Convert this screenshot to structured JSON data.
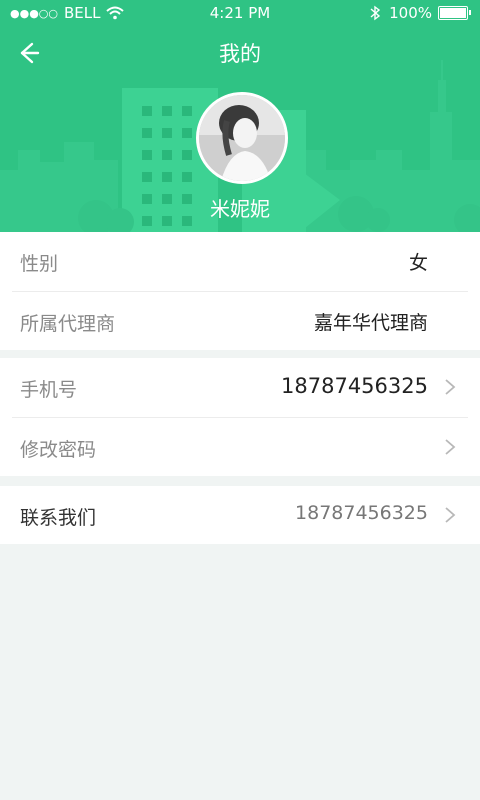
{
  "status_bar": {
    "signal_dots": "●●●○○",
    "carrier": "BELL",
    "wifi_icon": "wifi-icon",
    "time": "4:21 PM",
    "bluetooth_icon": "bluetooth-icon",
    "battery_percent": "100%",
    "battery_level": 1.0
  },
  "header": {
    "title": "我的",
    "back_icon": "back-arrow-icon",
    "avatar_icon": "avatar",
    "username": "米妮妮",
    "accent_color": "#2fc384"
  },
  "profile": {
    "gender_label": "性别",
    "gender_value": "女",
    "agent_label": "所属代理商",
    "agent_value": "嘉年华代理商"
  },
  "account": {
    "phone_label": "手机号",
    "phone_value": "18787456325",
    "password_label": "修改密码"
  },
  "contact": {
    "label": "联系我们",
    "value": "18787456325"
  }
}
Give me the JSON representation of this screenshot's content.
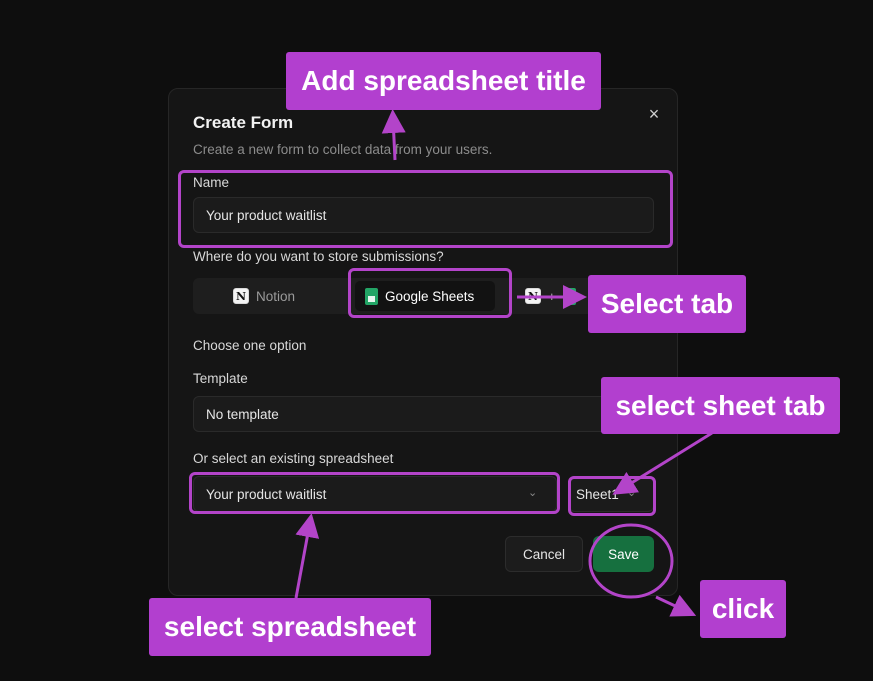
{
  "dialog": {
    "title": "Create Form",
    "subtitle": "Create a new form to collect data from your users.",
    "close_symbol": "×"
  },
  "name_field": {
    "label": "Name",
    "value": "Your product waitlist"
  },
  "storage": {
    "question": "Where do you want to store submissions?",
    "tabs": [
      {
        "label": "Notion",
        "icon": "notion-icon"
      },
      {
        "label": "Google Sheets",
        "icon": "google-sheets-icon",
        "selected": true
      },
      {
        "label": "",
        "icon": "notion-plus-sheets-icon"
      }
    ],
    "plus_symbol": "+"
  },
  "options": {
    "heading": "Choose one option",
    "template_label": "Template",
    "template_value": "No template",
    "existing_label": "Or select an existing spreadsheet",
    "spreadsheet_value": "Your product waitlist",
    "sheet_value": "Sheet1"
  },
  "actions": {
    "cancel": "Cancel",
    "save": "Save"
  },
  "annotations": {
    "title_note": "Add spreadsheet title",
    "tab_note": "Select tab",
    "sheet_tab_note": "select sheet tab",
    "spreadsheet_note": "select spreadsheet",
    "click_note": "click",
    "color": "#b23fcf"
  }
}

**TASK INSTRUCTIONS**
Print every entry above again without changing a word, and omit the pictures.

**ANSWER TO THE PROBLEM**
Convert this screenshot to structured JSON data.
{
  "status_bar": {
    "signal_dots": "●●●○○",
    "carrier": "BELL",
    "wifi_icon": "wifi-icon",
    "time": "4:21 PM",
    "bluetooth_icon": "bluetooth-icon",
    "battery_percent": "100%",
    "battery_level": 1.0
  },
  "header": {
    "title": "我的",
    "back_icon": "back-arrow-icon",
    "avatar_icon": "avatar",
    "username": "米妮妮",
    "accent_color": "#2fc384"
  },
  "profile": {
    "gender_label": "性别",
    "gender_value": "女",
    "agent_label": "所属代理商",
    "agent_value": "嘉年华代理商"
  },
  "account": {
    "phone_label": "手机号",
    "phone_value": "18787456325",
    "password_label": "修改密码"
  },
  "contact": {
    "label": "联系我们",
    "value": "18787456325"
  }
}
Give me the JSON representation of this screenshot's content.
{
  "dialog": {
    "title": "Create Form",
    "subtitle": "Create a new form to collect data from your users.",
    "close_symbol": "×"
  },
  "name_field": {
    "label": "Name",
    "value": "Your product waitlist"
  },
  "storage": {
    "question": "Where do you want to store submissions?",
    "tabs": [
      {
        "label": "Notion",
        "icon": "notion-icon"
      },
      {
        "label": "Google Sheets",
        "icon": "google-sheets-icon",
        "selected": true
      },
      {
        "label": "",
        "icon": "notion-plus-sheets-icon"
      }
    ],
    "plus_symbol": "+"
  },
  "options": {
    "heading": "Choose one option",
    "template_label": "Template",
    "template_value": "No template",
    "existing_label": "Or select an existing spreadsheet",
    "spreadsheet_value": "Your product waitlist",
    "sheet_value": "Sheet1"
  },
  "actions": {
    "cancel": "Cancel",
    "save": "Save"
  },
  "annotations": {
    "title_note": "Add spreadsheet title",
    "tab_note": "Select tab",
    "sheet_tab_note": "select sheet tab",
    "spreadsheet_note": "select spreadsheet",
    "click_note": "click",
    "color": "#b23fcf"
  }
}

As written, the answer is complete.